◆ Instructions for the task ◆
Report each line of the data that has "Prozesse" somewhere in it.

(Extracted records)
::::::::::

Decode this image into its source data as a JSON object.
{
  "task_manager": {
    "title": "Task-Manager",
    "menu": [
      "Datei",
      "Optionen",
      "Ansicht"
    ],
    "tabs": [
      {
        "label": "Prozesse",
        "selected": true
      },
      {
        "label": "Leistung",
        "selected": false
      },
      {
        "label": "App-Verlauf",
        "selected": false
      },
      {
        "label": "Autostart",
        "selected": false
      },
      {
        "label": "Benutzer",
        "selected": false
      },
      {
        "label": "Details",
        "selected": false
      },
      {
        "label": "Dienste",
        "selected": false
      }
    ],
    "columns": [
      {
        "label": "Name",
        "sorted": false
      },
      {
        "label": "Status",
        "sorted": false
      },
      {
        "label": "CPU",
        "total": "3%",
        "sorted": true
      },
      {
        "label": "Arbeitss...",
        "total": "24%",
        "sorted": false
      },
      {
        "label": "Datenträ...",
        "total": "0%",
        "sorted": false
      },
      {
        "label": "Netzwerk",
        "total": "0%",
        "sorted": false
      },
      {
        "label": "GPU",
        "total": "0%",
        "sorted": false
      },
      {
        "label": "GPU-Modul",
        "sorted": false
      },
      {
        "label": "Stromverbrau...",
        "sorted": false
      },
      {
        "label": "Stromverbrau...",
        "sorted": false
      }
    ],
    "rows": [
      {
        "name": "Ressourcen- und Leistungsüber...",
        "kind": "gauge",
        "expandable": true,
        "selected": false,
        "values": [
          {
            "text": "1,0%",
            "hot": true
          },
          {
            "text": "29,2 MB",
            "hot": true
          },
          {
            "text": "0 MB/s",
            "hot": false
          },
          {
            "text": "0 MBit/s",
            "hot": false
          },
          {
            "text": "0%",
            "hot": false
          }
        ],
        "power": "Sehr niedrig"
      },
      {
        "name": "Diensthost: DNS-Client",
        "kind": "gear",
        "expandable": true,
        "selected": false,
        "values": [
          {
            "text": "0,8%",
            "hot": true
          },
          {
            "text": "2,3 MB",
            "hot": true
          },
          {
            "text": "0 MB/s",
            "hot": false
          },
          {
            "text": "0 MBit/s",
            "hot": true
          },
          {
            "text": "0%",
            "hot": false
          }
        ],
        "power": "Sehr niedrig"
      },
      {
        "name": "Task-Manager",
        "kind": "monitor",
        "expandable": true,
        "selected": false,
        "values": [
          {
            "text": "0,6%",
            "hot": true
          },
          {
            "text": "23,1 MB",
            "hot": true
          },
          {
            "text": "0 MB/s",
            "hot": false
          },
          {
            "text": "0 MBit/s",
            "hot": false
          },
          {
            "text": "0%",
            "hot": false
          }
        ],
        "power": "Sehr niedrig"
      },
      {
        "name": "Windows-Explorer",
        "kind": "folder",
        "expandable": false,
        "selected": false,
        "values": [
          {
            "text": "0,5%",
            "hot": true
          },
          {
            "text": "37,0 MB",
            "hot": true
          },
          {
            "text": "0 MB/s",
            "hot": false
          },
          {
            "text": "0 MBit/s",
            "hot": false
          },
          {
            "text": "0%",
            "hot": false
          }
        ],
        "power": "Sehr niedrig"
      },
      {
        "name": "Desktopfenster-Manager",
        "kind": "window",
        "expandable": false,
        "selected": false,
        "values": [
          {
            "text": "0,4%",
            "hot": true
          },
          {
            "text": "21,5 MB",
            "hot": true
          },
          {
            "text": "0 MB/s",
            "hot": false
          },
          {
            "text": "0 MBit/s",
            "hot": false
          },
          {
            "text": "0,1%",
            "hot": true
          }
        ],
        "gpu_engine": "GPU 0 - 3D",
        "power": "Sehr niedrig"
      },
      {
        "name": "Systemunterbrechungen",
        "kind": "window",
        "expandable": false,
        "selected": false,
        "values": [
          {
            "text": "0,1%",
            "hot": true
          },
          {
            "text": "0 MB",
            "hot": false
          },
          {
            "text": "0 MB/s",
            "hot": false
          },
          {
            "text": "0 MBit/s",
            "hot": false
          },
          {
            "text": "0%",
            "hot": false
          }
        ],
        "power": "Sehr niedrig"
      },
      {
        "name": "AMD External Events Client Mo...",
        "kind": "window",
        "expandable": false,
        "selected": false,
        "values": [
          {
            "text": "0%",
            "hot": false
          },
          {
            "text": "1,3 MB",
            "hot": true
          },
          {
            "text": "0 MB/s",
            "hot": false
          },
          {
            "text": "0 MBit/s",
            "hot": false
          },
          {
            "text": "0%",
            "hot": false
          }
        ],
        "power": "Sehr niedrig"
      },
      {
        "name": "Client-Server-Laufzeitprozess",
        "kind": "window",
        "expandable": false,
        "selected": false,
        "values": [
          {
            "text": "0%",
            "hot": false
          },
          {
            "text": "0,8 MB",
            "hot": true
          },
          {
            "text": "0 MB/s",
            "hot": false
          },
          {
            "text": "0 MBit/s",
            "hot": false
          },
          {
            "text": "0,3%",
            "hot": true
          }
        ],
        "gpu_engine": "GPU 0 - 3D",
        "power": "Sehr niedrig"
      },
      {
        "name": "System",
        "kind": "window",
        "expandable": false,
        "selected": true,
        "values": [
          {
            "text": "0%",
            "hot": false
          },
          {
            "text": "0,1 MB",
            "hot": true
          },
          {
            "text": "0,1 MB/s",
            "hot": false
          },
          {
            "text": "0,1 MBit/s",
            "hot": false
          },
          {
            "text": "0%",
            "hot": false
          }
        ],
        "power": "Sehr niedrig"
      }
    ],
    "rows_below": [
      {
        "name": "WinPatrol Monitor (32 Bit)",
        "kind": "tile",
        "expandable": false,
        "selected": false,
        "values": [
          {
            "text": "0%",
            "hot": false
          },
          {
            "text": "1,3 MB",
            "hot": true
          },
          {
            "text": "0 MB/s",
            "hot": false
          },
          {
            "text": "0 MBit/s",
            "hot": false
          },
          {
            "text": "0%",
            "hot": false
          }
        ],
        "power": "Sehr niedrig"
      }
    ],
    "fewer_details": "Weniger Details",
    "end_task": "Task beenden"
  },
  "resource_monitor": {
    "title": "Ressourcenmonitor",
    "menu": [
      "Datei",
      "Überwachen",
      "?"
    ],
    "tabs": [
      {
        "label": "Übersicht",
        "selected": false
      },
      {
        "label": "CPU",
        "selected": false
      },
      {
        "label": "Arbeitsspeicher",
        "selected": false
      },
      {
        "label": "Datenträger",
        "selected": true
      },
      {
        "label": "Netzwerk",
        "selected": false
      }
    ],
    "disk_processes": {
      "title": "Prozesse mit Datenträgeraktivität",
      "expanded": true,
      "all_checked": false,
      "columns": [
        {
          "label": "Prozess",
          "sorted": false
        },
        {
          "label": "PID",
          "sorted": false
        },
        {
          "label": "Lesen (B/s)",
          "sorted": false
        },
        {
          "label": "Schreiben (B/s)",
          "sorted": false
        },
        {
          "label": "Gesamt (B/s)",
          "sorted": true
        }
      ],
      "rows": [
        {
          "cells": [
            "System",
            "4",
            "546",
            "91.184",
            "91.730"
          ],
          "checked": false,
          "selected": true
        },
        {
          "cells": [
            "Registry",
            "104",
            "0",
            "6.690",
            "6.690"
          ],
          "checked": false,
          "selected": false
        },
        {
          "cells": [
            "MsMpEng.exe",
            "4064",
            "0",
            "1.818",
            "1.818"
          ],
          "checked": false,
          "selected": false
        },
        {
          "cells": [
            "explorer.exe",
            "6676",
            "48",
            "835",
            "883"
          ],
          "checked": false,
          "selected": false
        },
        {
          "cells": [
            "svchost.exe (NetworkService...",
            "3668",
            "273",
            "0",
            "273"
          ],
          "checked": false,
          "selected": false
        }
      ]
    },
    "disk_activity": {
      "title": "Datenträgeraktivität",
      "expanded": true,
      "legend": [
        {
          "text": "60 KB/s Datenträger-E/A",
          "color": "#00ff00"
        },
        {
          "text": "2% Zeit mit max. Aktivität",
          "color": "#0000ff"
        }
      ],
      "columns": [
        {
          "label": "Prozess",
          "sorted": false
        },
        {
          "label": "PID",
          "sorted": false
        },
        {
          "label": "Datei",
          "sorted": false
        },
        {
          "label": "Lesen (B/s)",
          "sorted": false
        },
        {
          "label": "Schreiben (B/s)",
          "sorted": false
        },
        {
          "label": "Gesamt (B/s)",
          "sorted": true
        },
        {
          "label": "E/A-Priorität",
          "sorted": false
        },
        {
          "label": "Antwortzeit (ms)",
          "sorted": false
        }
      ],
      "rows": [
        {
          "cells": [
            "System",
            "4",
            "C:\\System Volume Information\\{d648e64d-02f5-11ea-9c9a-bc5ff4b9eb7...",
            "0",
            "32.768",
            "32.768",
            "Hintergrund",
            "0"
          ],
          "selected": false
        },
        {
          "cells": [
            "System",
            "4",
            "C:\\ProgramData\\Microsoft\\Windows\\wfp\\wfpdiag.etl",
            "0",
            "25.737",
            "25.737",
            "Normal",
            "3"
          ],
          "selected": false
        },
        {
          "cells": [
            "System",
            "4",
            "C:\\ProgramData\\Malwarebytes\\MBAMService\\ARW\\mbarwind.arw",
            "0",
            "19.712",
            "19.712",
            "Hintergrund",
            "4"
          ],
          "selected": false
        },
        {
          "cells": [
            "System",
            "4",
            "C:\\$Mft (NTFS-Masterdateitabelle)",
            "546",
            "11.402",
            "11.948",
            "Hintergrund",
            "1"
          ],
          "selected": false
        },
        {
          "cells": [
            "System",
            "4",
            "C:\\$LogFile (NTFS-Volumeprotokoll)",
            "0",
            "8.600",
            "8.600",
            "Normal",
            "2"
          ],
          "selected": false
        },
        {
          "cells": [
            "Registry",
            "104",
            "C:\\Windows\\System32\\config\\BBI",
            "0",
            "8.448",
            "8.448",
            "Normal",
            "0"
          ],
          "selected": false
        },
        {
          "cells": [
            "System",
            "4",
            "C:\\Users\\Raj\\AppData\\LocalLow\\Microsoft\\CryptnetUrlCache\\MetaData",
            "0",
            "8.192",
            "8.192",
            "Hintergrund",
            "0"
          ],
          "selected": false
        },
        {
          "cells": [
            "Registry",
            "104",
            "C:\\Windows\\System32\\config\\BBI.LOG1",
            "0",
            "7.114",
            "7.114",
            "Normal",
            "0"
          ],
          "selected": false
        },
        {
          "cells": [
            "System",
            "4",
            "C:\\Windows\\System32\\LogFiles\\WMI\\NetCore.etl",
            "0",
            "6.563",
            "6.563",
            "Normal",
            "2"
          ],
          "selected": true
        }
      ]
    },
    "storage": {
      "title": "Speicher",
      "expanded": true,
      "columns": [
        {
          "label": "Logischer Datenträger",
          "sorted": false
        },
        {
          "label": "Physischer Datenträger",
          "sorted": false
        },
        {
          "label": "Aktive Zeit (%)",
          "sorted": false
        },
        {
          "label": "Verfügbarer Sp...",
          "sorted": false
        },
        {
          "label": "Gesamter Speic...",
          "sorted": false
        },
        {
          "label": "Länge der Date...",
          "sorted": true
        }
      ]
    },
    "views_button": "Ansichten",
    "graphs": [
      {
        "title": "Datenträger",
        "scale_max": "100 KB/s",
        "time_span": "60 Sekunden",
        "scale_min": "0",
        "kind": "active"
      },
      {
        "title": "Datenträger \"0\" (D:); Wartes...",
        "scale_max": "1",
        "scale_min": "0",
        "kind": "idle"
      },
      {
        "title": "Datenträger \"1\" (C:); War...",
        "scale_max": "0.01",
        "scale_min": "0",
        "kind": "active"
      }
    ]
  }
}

::::::::::

◆ Correct response ◆
        "label": "Prozesse",
      "title": "Prozesse mit Datenträgeraktivität",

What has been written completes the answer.